--- Start of Records to process ---

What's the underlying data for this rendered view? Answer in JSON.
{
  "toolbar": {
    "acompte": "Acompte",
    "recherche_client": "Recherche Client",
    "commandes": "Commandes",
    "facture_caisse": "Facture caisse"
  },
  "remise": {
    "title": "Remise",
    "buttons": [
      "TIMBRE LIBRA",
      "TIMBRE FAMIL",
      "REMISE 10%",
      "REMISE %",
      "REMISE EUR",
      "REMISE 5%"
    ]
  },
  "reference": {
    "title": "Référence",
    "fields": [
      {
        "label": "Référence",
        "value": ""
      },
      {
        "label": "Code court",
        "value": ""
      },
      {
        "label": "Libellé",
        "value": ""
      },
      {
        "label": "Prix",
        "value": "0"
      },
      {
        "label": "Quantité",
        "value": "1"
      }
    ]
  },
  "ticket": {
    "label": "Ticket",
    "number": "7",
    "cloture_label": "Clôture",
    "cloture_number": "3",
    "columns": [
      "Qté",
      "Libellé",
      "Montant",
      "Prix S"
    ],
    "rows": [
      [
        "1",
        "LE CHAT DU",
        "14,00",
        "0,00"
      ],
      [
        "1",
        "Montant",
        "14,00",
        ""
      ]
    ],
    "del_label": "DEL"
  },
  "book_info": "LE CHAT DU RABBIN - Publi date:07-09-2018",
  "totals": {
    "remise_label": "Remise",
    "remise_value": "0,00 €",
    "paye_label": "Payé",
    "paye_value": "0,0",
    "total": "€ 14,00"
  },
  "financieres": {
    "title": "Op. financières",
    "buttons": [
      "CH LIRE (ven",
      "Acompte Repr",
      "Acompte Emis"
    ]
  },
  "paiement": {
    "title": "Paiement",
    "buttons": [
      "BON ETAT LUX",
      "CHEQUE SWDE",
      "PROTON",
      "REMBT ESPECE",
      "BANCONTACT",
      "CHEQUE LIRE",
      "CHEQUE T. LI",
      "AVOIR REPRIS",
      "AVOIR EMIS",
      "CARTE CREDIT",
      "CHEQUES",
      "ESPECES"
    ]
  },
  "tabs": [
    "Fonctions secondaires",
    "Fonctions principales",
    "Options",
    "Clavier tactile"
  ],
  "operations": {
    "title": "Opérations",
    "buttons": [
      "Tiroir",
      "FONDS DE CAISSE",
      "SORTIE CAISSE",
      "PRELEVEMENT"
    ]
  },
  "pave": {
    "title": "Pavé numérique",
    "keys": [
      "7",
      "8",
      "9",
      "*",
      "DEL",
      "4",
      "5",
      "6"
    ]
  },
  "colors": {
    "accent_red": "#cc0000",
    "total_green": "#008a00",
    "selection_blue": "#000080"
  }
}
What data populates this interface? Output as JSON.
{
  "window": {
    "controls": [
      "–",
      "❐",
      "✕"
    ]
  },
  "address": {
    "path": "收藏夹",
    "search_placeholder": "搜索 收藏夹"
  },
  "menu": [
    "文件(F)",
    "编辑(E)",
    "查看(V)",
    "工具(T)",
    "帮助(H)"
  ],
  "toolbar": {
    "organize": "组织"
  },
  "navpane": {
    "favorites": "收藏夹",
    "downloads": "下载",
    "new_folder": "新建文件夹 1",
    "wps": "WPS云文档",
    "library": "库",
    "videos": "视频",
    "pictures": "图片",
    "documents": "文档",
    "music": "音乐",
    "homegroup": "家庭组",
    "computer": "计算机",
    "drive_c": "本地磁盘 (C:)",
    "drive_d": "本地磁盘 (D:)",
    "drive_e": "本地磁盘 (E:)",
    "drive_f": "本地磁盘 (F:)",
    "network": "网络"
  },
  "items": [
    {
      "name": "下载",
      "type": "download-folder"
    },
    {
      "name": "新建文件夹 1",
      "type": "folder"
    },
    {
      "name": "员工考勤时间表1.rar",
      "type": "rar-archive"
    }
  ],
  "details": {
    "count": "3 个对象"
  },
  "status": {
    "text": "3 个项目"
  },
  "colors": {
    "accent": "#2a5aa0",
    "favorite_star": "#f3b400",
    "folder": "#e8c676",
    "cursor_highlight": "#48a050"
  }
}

--- End of Records to process ---

Go through the data and return every record exactly.

What's the underlying data for this rendered view? Answer in JSON.
{
  "toolbar": {
    "acompte": "Acompte",
    "recherche_client": "Recherche Client",
    "commandes": "Commandes",
    "facture_caisse": "Facture caisse"
  },
  "remise": {
    "title": "Remise",
    "buttons": [
      "TIMBRE LIBRA",
      "TIMBRE FAMIL",
      "REMISE 10%",
      "REMISE %",
      "REMISE EUR",
      "REMISE 5%"
    ]
  },
  "reference": {
    "title": "Référence",
    "fields": [
      {
        "label": "Référence",
        "value": ""
      },
      {
        "label": "Code court",
        "value": ""
      },
      {
        "label": "Libellé",
        "value": ""
      },
      {
        "label": "Prix",
        "value": "0"
      },
      {
        "label": "Quantité",
        "value": "1"
      }
    ]
  },
  "ticket": {
    "label": "Ticket",
    "number": "7",
    "cloture_label": "Clôture",
    "cloture_number": "3",
    "columns": [
      "Qté",
      "Libellé",
      "Montant",
      "Prix S"
    ],
    "rows": [
      [
        "1",
        "LE CHAT DU",
        "14,00",
        "0,00"
      ],
      [
        "1",
        "Montant",
        "14,00",
        ""
      ]
    ],
    "del_label": "DEL"
  },
  "book_info": "LE CHAT DU RABBIN - Publi date:07-09-2018",
  "totals": {
    "remise_label": "Remise",
    "remise_value": "0,00 €",
    "paye_label": "Payé",
    "paye_value": "0,0",
    "total": "€ 14,00"
  },
  "financieres": {
    "title": "Op. financières",
    "buttons": [
      "CH LIRE (ven",
      "Acompte Repr",
      "Acompte Emis"
    ]
  },
  "paiement": {
    "title": "Paiement",
    "buttons": [
      "BON ETAT LUX",
      "CHEQUE SWDE",
      "PROTON",
      "REMBT ESPECE",
      "BANCONTACT",
      "CHEQUE LIRE",
      "CHEQUE T. LI",
      "AVOIR REPRIS",
      "AVOIR EMIS",
      "CARTE CREDIT",
      "CHEQUES",
      "ESPECES"
    ]
  },
  "tabs": [
    "Fonctions secondaires",
    "Fonctions principales",
    "Options",
    "Clavier tactile"
  ],
  "operations": {
    "title": "Opérations",
    "buttons": [
      "Tiroir",
      "FONDS DE CAISSE",
      "SORTIE CAISSE",
      "PRELEVEMENT"
    ]
  },
  "pave": {
    "title": "Pavé numérique",
    "keys": [
      "7",
      "8",
      "9",
      "*",
      "DEL",
      "4",
      "5",
      "6"
    ]
  },
  "colors": {
    "accent_red": "#cc0000",
    "total_green": "#008a00",
    "selection_blue": "#000080"
  }
}
What data populates this interface? Output as JSON.
{
  "window": {
    "controls": [
      "–",
      "❐",
      "✕"
    ]
  },
  "address": {
    "path": "收藏夹",
    "search_placeholder": "搜索 收藏夹"
  },
  "menu": [
    "文件(F)",
    "编辑(E)",
    "查看(V)",
    "工具(T)",
    "帮助(H)"
  ],
  "toolbar": {
    "organize": "组织"
  },
  "navpane": {
    "favorites": "收藏夹",
    "downloads": "下载",
    "new_folder": "新建文件夹 1",
    "wps": "WPS云文档",
    "library": "库",
    "videos": "视频",
    "pictures": "图片",
    "documents": "文档",
    "music": "音乐",
    "homegroup": "家庭组",
    "computer": "计算机",
    "drive_c": "本地磁盘 (C:)",
    "drive_d": "本地磁盘 (D:)",
    "drive_e": "本地磁盘 (E:)",
    "drive_f": "本地磁盘 (F:)",
    "network": "网络"
  },
  "items": [
    {
      "name": "下载",
      "type": "download-folder"
    },
    {
      "name": "新建文件夹 1",
      "type": "folder"
    },
    {
      "name": "员工考勤时间表1.rar",
      "type": "rar-archive"
    }
  ],
  "details": {
    "count": "3 个对象"
  },
  "status": {
    "text": "3 个项目"
  },
  "colors": {
    "accent": "#2a5aa0",
    "favorite_star": "#f3b400",
    "folder": "#e8c676",
    "cursor_highlight": "#48a050"
  }
}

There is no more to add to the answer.